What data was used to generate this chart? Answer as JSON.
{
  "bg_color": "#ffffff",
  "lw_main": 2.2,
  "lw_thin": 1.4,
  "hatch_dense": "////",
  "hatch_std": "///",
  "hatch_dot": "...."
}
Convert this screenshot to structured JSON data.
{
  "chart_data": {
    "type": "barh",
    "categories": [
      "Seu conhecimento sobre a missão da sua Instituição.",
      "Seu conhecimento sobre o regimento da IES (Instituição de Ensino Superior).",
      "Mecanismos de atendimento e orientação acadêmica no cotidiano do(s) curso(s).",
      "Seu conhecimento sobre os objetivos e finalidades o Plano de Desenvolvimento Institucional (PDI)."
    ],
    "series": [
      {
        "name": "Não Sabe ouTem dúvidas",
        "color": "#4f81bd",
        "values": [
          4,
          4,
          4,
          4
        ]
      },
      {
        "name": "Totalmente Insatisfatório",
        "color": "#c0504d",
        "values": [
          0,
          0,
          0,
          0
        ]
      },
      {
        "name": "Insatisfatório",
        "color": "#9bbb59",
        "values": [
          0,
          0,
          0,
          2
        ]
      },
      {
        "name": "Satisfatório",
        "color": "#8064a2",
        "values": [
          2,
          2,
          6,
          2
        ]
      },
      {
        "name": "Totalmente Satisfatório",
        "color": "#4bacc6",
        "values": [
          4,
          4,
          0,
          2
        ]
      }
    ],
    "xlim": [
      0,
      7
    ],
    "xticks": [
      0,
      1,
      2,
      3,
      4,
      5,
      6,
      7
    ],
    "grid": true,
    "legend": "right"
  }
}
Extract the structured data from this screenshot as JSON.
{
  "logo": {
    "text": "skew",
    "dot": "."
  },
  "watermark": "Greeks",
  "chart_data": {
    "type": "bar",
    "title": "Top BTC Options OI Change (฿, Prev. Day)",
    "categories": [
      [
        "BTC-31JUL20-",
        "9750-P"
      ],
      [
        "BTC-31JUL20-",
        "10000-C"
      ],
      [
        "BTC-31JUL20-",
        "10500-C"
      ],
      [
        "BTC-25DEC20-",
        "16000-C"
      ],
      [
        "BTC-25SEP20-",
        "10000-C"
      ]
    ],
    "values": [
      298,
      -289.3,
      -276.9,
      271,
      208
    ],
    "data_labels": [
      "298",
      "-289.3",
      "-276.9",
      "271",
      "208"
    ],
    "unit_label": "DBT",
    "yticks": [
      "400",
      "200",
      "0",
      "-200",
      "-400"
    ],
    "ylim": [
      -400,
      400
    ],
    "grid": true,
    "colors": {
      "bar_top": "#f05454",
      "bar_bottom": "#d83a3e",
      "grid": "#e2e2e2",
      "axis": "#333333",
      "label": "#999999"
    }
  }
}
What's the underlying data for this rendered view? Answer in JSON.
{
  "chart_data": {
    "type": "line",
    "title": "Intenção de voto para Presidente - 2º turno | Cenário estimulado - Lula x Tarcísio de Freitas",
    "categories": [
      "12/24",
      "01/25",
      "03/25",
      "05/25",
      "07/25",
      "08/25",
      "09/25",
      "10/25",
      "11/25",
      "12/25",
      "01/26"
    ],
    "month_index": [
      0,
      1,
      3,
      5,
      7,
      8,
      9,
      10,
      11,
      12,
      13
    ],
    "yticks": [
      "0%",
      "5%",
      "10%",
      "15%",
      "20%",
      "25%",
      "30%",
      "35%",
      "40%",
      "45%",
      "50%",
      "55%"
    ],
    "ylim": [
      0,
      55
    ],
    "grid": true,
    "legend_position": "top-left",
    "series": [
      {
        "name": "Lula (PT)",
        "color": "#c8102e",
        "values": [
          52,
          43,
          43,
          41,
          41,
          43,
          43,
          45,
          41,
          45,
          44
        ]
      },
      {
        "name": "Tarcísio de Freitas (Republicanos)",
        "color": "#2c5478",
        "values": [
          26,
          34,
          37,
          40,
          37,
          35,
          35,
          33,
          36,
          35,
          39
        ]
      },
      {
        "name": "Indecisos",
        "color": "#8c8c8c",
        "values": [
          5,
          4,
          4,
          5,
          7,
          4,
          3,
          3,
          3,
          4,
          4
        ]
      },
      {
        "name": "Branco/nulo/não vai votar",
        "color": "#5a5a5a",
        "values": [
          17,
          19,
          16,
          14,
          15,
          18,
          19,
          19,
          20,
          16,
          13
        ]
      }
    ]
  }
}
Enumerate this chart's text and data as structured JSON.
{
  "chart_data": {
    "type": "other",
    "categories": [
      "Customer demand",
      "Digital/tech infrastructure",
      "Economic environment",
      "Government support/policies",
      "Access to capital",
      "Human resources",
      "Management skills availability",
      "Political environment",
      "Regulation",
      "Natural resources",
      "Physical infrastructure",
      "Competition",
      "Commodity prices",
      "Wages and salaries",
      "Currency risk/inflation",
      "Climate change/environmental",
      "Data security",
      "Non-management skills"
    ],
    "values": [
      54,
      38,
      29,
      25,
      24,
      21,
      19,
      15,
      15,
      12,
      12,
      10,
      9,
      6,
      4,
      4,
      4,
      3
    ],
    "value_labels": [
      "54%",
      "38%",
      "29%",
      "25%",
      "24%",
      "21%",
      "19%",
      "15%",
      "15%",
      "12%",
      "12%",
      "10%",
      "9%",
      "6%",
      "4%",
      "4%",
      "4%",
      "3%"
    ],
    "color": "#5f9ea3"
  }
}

═══

*Problem description*: Above are the records. Identify each line that contains the word "JSON".

*Solution to the problem*:
What data was used to generate this chart? Answer as JSON.
Convert this screenshot to structured JSON data.
Extract the structured data from this screenshot as JSON.
What's the underlying data for this rendered view? Answer in JSON.
Enumerate this chart's text and data as structured JSON.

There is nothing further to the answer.